Problem to work on —
Print the complete set of entries exactly.
-- BEGIN Input --
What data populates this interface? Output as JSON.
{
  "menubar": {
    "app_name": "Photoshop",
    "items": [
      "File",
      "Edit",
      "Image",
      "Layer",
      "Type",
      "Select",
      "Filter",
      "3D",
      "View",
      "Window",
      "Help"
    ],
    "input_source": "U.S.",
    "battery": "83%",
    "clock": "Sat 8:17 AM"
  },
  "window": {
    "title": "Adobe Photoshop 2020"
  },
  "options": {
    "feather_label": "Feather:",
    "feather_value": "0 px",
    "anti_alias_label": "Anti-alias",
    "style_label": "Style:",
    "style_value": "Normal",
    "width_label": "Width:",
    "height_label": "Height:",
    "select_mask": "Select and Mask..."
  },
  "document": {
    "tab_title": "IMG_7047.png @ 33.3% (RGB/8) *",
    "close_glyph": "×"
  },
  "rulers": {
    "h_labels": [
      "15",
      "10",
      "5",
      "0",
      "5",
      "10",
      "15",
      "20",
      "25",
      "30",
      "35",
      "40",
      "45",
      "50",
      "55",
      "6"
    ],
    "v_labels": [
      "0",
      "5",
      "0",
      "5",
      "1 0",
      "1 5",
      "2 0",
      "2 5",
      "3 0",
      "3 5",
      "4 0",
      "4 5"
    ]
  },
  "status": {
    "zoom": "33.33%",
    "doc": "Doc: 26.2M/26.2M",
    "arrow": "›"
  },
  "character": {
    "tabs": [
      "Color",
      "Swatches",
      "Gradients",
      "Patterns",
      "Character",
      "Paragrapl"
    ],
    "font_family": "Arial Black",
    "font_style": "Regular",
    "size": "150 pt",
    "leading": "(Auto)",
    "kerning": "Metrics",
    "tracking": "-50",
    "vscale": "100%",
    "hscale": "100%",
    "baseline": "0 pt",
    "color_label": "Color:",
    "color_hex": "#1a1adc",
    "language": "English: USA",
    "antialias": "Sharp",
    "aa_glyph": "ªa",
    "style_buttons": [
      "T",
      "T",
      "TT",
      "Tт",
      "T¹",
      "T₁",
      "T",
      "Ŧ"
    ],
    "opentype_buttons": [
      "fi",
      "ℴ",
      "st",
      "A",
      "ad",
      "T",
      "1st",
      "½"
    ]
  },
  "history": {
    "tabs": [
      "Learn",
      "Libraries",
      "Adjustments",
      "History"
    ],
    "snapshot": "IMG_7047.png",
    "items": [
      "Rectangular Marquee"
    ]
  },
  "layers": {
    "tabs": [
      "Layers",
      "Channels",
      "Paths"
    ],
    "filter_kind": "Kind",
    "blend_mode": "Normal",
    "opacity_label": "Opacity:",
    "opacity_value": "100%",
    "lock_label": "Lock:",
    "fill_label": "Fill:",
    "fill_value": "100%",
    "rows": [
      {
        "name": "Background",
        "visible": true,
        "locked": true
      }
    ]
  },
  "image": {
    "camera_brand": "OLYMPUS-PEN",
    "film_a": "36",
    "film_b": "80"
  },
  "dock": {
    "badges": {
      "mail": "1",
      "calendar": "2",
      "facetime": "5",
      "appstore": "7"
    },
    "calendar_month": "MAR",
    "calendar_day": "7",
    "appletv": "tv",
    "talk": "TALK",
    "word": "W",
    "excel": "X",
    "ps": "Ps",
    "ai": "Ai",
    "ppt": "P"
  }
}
-- END Input --
Exercise answer —
What data populates this interface? Output as JSON.
{
  "menubar": {
    "app_name": "Photoshop",
    "items": [
      "File",
      "Edit",
      "Image",
      "Layer",
      "Type",
      "Select",
      "Filter",
      "3D",
      "View",
      "Window",
      "Help"
    ],
    "input_source": "U.S.",
    "battery": "83%",
    "clock": "Sat 8:17 AM"
  },
  "window": {
    "title": "Adobe Photoshop 2020"
  },
  "options": {
    "feather_label": "Feather:",
    "feather_value": "0 px",
    "anti_alias_label": "Anti-alias",
    "style_label": "Style:",
    "style_value": "Normal",
    "width_label": "Width:",
    "height_label": "Height:",
    "select_mask": "Select and Mask..."
  },
  "document": {
    "tab_title": "IMG_7047.png @ 33.3% (RGB/8) *",
    "close_glyph": "×"
  },
  "rulers": {
    "h_labels": [
      "15",
      "10",
      "5",
      "0",
      "5",
      "10",
      "15",
      "20",
      "25",
      "30",
      "35",
      "40",
      "45",
      "50",
      "55",
      "6"
    ],
    "v_labels": [
      "0",
      "5",
      "0",
      "5",
      "1 0",
      "1 5",
      "2 0",
      "2 5",
      "3 0",
      "3 5",
      "4 0",
      "4 5"
    ]
  },
  "status": {
    "zoom": "33.33%",
    "doc": "Doc: 26.2M/26.2M",
    "arrow": "›"
  },
  "character": {
    "tabs": [
      "Color",
      "Swatches",
      "Gradients",
      "Patterns",
      "Character",
      "Paragrapl"
    ],
    "font_family": "Arial Black",
    "font_style": "Regular",
    "size": "150 pt",
    "leading": "(Auto)",
    "kerning": "Metrics",
    "tracking": "-50",
    "vscale": "100%",
    "hscale": "100%",
    "baseline": "0 pt",
    "color_label": "Color:",
    "color_hex": "#1a1adc",
    "language": "English: USA",
    "antialias": "Sharp",
    "aa_glyph": "ªa",
    "style_buttons": [
      "T",
      "T",
      "TT",
      "Tт",
      "T¹",
      "T₁",
      "T",
      "Ŧ"
    ],
    "opentype_buttons": [
      "fi",
      "ℴ",
      "st",
      "A",
      "ad",
      "T",
      "1st",
      "½"
    ]
  },
  "history": {
    "tabs": [
      "Learn",
      "Libraries",
      "Adjustments",
      "History"
    ],
    "snapshot": "IMG_7047.png",
    "items": [
      "Rectangular Marquee"
    ]
  },
  "layers": {
    "tabs": [
      "Layers",
      "Channels",
      "Paths"
    ],
    "filter_kind": "Kind",
    "blend_mode": "Normal",
    "opacity_label": "Opacity:",
    "opacity_value": "100%",
    "lock_label": "Lock:",
    "fill_label": "Fill:",
    "fill_value": "100%",
    "rows": [
      {
        "name": "Background",
        "visible": true,
        "locked": true
      }
    ]
  },
  "image": {
    "camera_brand": "OLYMPUS-PEN",
    "film_a": "36",
    "film_b": "80"
  },
  "dock": {
    "badges": {
      "mail": "1",
      "calendar": "2",
      "facetime": "5",
      "appstore": "7"
    },
    "calendar_month": "MAR",
    "calendar_day": "7",
    "appletv": "tv",
    "talk": "TALK",
    "word": "W",
    "excel": "X",
    "ps": "Ps",
    "ai": "Ai",
    "ppt": "P"
  }
}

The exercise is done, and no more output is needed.